§ **Material for this task**
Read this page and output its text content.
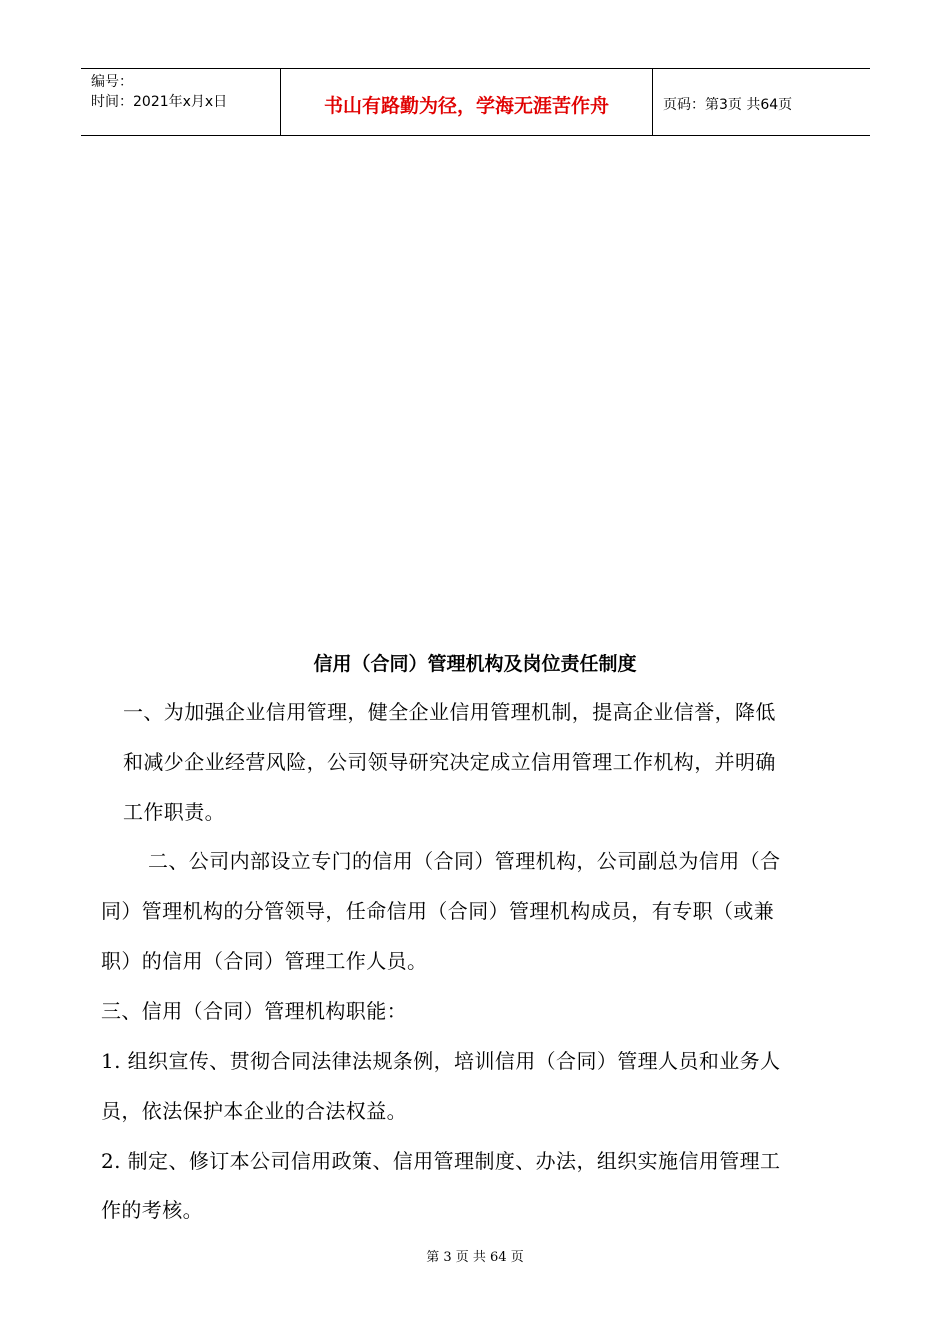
编号：
时间：2021年x月x日	书山有路勤为径，学海无涯苦作舟	页码：第3页 共64页
信用（合同）管理机构及岗位责任制度
一、为加强企业信用管理，健全企业信用管理机制，提高企业信誉，降低
和减少企业经营风险，公司领导研究决定成立信用管理工作机构，并明确
工作职责。
二、公司内部设立专门的信用（合同）管理机构，公司副总为信用（合
同）管理机构的分管领导，任命信用（合同）管理机构成员，有专职（或兼
职）的信用（合同）管理工作人员。
三、信用（合同）管理机构职能：
1. 组织宣传、贯彻合同法律法规条例，培训信用（合同）管理人员和业务人
员，依法保护本企业的合法权益。
2. 制定、修订本公司信用政策、信用管理制度、办法，组织实施信用管理工
作的考核。
第 3 页 共 64 页
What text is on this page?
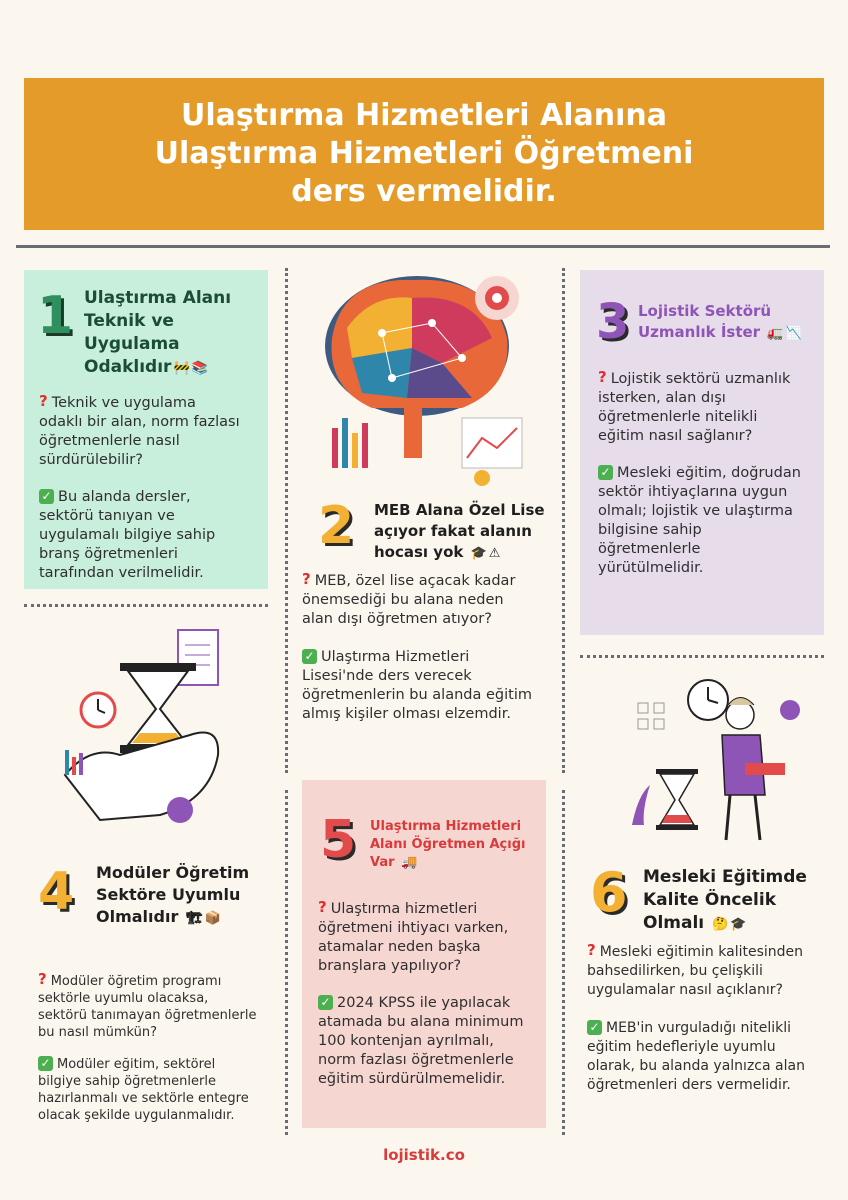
Ulaştırma Hizmetleri Alanına
Ulaştırma Hizmetleri Öğretmeni
ders vermelidir.
1 Ulaştırma Alanı
Teknik ve
Uygulama
Odaklıdır 🚧 📚
? Teknik ve uygulama
odaklı bir alan, norm fazlası
öğretmenlerle nasıl
sürdürülebilir?
✓ Bu alanda dersler,
sektörü tanıyan ve
uygulamalı bilgiye sahip
branş öğretmenleri
tarafından verilmelidir.
2 MEB Alana Özel Lise
açıyor fakat alanın
hocası yok 🎓 ⚠
? MEB, özel lise açacak kadar
önemsediği bu alana neden
alan dışı öğretmen atıyor?
✓ Ulaştırma Hizmetleri
Lisesi'nde ders verecek
öğretmenlerin bu alanda eğitim
almış kişiler olması elzemdir.
3 Lojistik Sektörü
Uzmanlık İster 🚛 📉
? Lojistik sektörü uzmanlık
isterken, alan dışı
öğretmenlerle nitelikli
eğitim nasıl sağlanır?
✓ Mesleki eğitim, doğrudan
sektör ihtiyaçlarına uygun
olmalı; lojistik ve ulaştırma
bilgisine sahip
öğretmenlerle
yürütülmelidir.
4 Modüler Öğretim
Sektöre Uyumlu
Olmalıdır 🏗 📦
? Modüler öğretim programı
sektörle uyumlu olacaksa,
sektörü tanımayan öğretmenlerle
bu nasıl mümkün?
✓ Modüler eğitim, sektörel
bilgiye sahip öğretmenlerle
hazırlanmalı ve sektörle entegre
olacak şekilde uygulanmalıdır.
5 Ulaştırma Hizmetleri
Alanı Öğretmen Açığı
Var 🚚
? Ulaştırma hizmetleri
öğretmeni ihtiyacı varken,
atamalar neden başka
branşlara yapılıyor?
✓ 2024 KPSS ile yapılacak
atamada bu alana minimum
100 kontenjan ayrılmalı,
norm fazlası öğretmenlerle
eğitim sürdürülmemelidir.
6 Mesleki Eğitimde
Kalite Öncelik
Olmalı 🤔 🎓
? Mesleki eğitimin kalitesinden
bahsedilirken, bu çelişkili
uygulamalar nasıl açıklanır?
✓ MEB'in vurguladığı nitelikli
eğitim hedefleriyle uyumlu
olarak, bu alanda yalnızca alan
öğretmenleri ders vermelidir.
lojistik.co
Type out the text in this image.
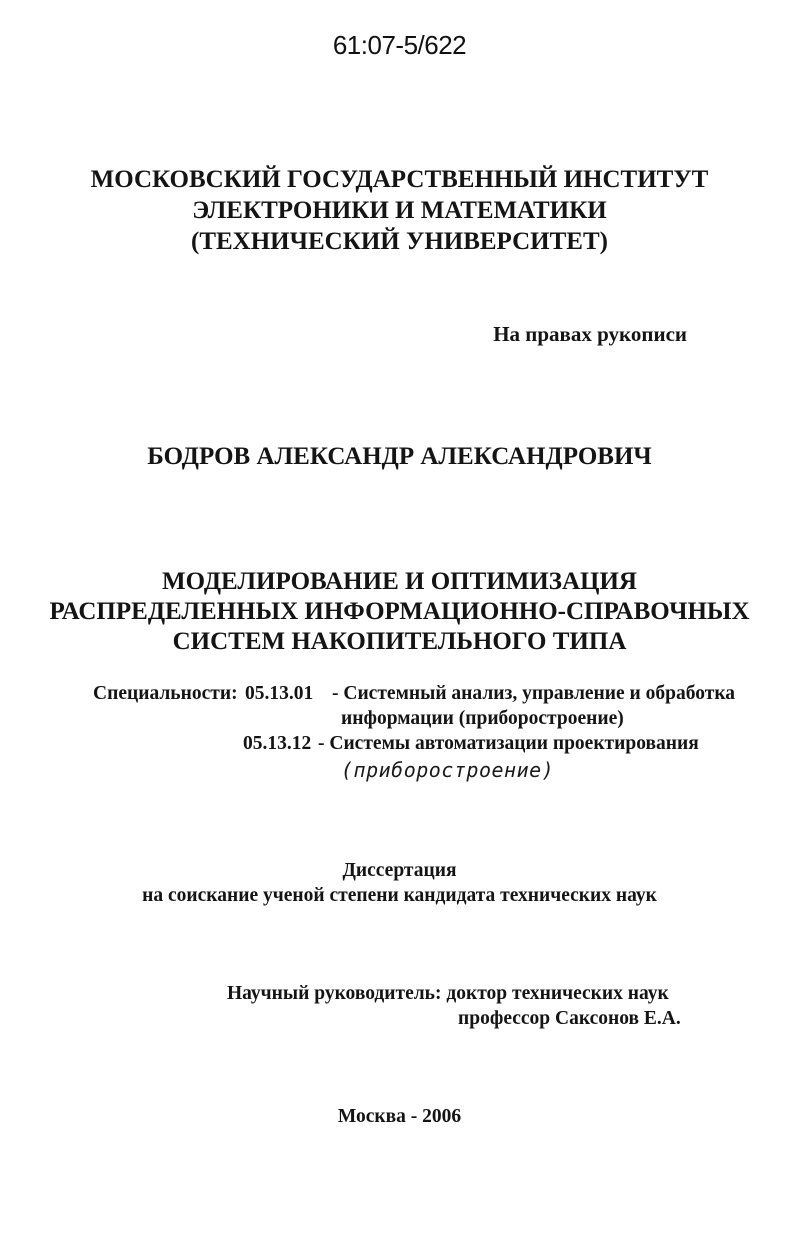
61:07-5/622
МОСКОВСКИЙ ГОСУДАРСТВЕННЫЙ ИНСТИТУТ
ЭЛЕКТРОНИКИ И МАТЕМАТИКИ
(ТЕХНИЧЕСКИЙ УНИВЕРСИТЕТ)
На правах рукописи
БОДРОВ АЛЕКСАНДР АЛЕКСАНДРОВИЧ
МОДЕЛИРОВАНИЕ И ОПТИМИЗАЦИЯ
РАСПРЕДЕЛЕННЫХ ИНФОРМАЦИОННО-СПРАВОЧНЫХ
СИСТЕМ НАКОПИТЕЛЬНОГО ТИПА
Специальности: 05.13.01 - Системный анализ, управление и обработка
информации (приборостроение)
05.13.12 - Системы автоматизации проектирования
(приборостроение)
Диссертация
на соискание ученой степени кандидата технических наук
Научный руководитель: доктор технических наук
профессор Саксонов Е.А.
Москва - 2006
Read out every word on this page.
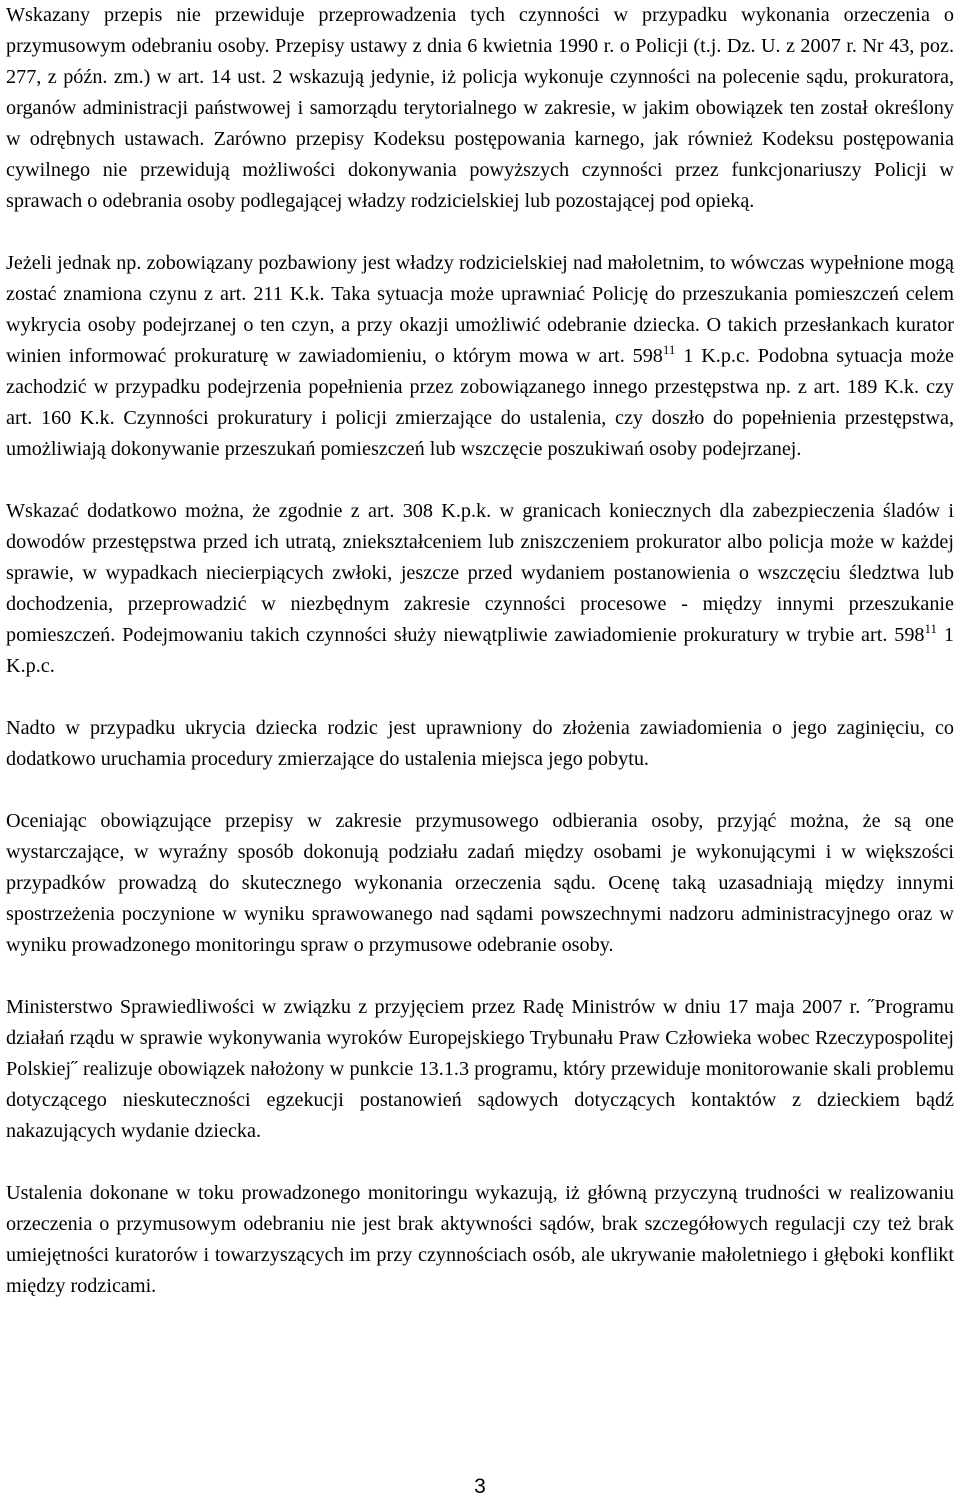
Wskazany przepis nie przewiduje przeprowadzenia tych czynności w przypadku wykonania orzeczenia o przymusowym odebraniu osoby. Przepisy ustawy z dnia 6 kwietnia 1990 r. o Policji (t.j. Dz. U. z 2007 r. Nr 43, poz. 277, z późn. zm.) w art. 14 ust. 2 wskazują jedynie, iż policja wykonuje czynności na polecenie sądu, prokuratora, organów administracji państwowej i samorządu terytorialnego w zakresie, w jakim obowiązek ten został określony w odrębnych ustawach. Zarówno przepisy Kodeksu postępowania karnego, jak również Kodeksu postępowania cywilnego nie przewidują możliwości dokonywania powyższych czynności przez funkcjonariuszy Policji w sprawach o odebrania osoby podlegającej władzy rodzicielskiej lub pozostającej pod opieką.

Jeżeli jednak np. zobowiązany pozbawiony jest władzy rodzicielskiej nad małoletnim, to wówczas wypełnione mogą zostać znamiona czynu z art. 211 K.k. Taka sytuacja może uprawniać Policję do przeszukania pomieszczeń celem wykrycia osoby podejrzanej o ten czyn, a przy okazji umożliwić odebranie dziecka. O takich przesłankach kurator winien informować prokuraturę w zawiadomieniu, o którym mowa w art. $598^{11}$ 1 K.p.c. Podobna sytuacja może zachodzić w przypadku podejrzenia popełnienia przez zobowiązanego innego przestępstwa np. z art. 189 K.k. czy art. 160 K.k. Czynności prokuratury i policji zmierzające do ustalenia, czy doszło do popełnienia przestępstwa, umożliwiają dokonywanie przeszukań pomieszczeń lub wszczęcie poszukiwań osoby podejrzanej.

Wskazać dodatkowo można, że zgodnie z art. 308 K.p.k. w granicach koniecznych dla zabezpieczenia śladów i dowodów przestępstwa przed ich utratą, zniekształceniem lub zniszczeniem prokurator albo policja może w każdej sprawie, w wypadkach niecierpiących zwłoki, jeszcze przed wydaniem postanowienia o wszczęciu śledztwa lub dochodzenia, przeprowadzić w niezbędnym zakresie czynności procesowe - między innymi przeszukanie pomieszczeń. Podejmowaniu takich czynności służy niewątpliwie zawiadomienie prokuratury w trybie art. $598^{11}$ 1 K.p.c.

Nadto w przypadku ukrycia dziecka rodzic jest uprawniony do złożenia zawiadomienia o jego zaginięciu, co dodatkowo uruchamia procedury zmierzające do ustalenia miejsca jego pobytu.

Oceniając obowiązujące przepisy w zakresie przymusowego odbierania osoby, przyjąć można, że są one wystarczające, w wyraźny sposób dokonują podziału zadań między osobami je wykonującymi i w większości przypadków prowadzą do skutecznego wykonania orzeczenia sądu. Ocenę taką uzasadniają między innymi spostrzeżenia poczynione w wyniku sprawowanego nad sądami powszechnymi nadzoru administracyjnego oraz w wyniku prowadzonego monitoringu spraw o przymusowe odebranie osoby.

Ministerstwo Sprawiedliwości w związku z przyjęciem przez Radę Ministrów w dniu 17 maja 2007 r. ˝Programu działań rządu w sprawie wykonywania wyroków Europejskiego Trybunału Praw Człowieka wobec Rzeczypospolitej Polskiej˝ realizuje obowiązek nałożony w punkcie 13.1.3 programu, który przewiduje monitorowanie skali problemu dotyczącego nieskuteczności egzekucji postanowień sądowych dotyczących kontaktów z dzieckiem bądź nakazujących wydanie dziecka.

Ustalenia dokonane w toku prowadzonego monitoringu wykazują, iż główną przyczyną trudności w realizowaniu orzeczenia o przymusowym odebraniu nie jest brak aktywności sądów, brak szczegółowych regulacji czy też brak umiejętności kuratorów i towarzyszących im przy czynnościach osób, ale ukrywanie małoletniego i głęboki konflikt między rodzicami.

3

§ **Written exercise**
Pull every line containing the word "text" out of the material and copy it.

§ **Finished exercise**
Read this page and output its text content.
What text is on this page?
Type out the text in this image.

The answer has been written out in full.